**GIVEN TEXT:**
▬▬▬▬▬▬▬▬▬▬

How Innovative Business Leaders Identify and Realize Opportunities
I have worked for businesses of varying sizes in numerous industries, and have often found myself wondering how innovators generate breakthrough ideas.
For example, how did Kiichiro Toyoda come up with the Toyota Production System? How do innovators discover great new opportunities that others fail to see? How did the greatest innovators in the world such as Elon Musk (Tesla, SpaceX), Jack Dorsey (Twitter), and Garrett Camp (Uber, StumbleUpon) develop their revolutionary ideas?
In my experience, innovative new ideas come from a fresh set of eyes, special project teams, and regularly reviewing processes. However, there must be more to it. There must be a fundamental approach that innovators take to generate innovative new ideas.
Related Blog: Disruptive Innovation: How to Find and Flourish in a Blue Ocean
The 4 Central Skills of Innovative Business Leaders
Recently, I read Rowan Gibson’s The Four Lenses of Innovation: A Power Tool for Creative Thinking. The book explores how the world’s top innovators came up with their game-changing ideas.

▬▬▬▬▬▬▬▬▬▬

**MATERIAL:**
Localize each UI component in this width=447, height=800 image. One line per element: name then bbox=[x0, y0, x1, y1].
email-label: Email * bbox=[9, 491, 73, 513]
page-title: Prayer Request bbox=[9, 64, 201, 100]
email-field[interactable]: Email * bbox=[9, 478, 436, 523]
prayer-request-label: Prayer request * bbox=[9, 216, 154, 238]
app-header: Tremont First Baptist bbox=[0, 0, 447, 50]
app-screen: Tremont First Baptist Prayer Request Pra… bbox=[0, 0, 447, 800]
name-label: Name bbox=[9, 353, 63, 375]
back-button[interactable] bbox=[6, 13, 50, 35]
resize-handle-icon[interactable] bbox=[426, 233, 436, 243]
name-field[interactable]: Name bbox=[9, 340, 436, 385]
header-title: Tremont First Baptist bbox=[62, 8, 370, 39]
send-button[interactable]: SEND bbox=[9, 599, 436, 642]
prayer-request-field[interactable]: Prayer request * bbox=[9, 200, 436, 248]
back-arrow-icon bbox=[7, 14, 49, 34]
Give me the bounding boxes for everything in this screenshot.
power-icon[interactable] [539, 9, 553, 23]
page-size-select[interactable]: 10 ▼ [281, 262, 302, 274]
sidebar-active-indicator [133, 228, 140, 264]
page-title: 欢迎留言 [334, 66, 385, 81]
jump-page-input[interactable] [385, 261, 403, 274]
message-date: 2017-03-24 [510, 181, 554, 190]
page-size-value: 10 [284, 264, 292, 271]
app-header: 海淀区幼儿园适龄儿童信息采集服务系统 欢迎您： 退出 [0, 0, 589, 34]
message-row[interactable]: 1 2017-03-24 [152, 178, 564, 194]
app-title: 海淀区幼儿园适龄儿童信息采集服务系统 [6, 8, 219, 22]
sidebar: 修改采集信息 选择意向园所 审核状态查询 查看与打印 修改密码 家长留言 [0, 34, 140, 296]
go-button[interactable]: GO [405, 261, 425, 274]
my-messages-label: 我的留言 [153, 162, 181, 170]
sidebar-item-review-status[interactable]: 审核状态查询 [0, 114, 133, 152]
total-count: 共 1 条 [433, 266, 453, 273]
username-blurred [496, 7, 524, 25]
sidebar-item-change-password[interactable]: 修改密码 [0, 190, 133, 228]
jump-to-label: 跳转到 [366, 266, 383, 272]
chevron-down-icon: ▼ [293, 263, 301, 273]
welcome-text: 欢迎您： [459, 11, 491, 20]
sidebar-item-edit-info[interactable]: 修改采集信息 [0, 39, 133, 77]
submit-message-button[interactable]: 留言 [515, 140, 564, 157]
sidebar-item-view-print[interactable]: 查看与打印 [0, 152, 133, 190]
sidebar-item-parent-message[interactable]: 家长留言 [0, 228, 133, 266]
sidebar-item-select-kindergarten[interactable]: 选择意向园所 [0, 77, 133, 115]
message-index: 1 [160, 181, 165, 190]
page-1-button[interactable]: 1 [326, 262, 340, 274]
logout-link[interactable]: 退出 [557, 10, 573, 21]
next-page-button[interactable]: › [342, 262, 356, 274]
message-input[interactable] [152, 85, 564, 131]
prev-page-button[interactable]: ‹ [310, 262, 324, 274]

▬▬▬▬▬▬▬▬▬▬

**LIST OF TASKS:**
1/ In the article on innovative business leaders, which book does the author say they recently read?
2/ Copy out the passage in the article from "How Innovative Business" up to and including "their revolutionary ideas?".
Rely only on the article when answering.

**ANSWERS BY TASK:**
1/ Rowan Gibson's The Four Lenses of Innovation: A Power Tool for Creative Thinking.

2/
How Innovative Business Leaders Identify and Realize Opportunities
I have worked for businesses of varying sizes in numerous industries, and have often found myself wondering how innovators generate breakthrough ideas.
For example, how did Kiichiro Toyoda come up with the Toyota Production System? How do innovators discover great new opportunities that others fail to see? How did the greatest innovators in the world such as Elon Musk (Tesla, SpaceX), Jack Dorsey (Twitter), and Garrett Camp (Uber, StumbleUpon) develop their revolutionary ideas?